Task details: From the entries that follow, extract each line holding the string "Quick".

Raw records:
--

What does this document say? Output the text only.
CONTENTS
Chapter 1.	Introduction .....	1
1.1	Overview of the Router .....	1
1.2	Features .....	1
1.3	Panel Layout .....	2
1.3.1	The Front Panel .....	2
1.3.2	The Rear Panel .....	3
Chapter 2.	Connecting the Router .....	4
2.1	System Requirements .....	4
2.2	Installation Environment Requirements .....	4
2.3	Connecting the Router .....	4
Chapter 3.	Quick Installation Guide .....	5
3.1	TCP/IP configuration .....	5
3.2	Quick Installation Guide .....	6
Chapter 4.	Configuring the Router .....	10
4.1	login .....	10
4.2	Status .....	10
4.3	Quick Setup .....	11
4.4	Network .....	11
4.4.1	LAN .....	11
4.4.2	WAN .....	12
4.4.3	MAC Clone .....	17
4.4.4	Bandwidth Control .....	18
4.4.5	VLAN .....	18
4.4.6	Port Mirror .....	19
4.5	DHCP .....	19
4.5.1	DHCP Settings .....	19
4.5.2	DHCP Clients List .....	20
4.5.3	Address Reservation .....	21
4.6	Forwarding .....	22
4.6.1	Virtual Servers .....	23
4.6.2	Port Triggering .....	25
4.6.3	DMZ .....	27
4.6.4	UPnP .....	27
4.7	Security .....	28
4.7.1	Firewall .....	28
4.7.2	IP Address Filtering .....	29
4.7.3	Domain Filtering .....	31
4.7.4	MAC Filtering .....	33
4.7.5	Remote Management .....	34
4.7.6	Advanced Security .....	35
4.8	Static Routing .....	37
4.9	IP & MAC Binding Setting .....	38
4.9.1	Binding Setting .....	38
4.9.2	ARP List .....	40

--

Solution to this task:
Chapter 3.	Quick Installation Guide .....	5
3.2	Quick Installation Guide .....	6
4.3	Quick Setup .....	11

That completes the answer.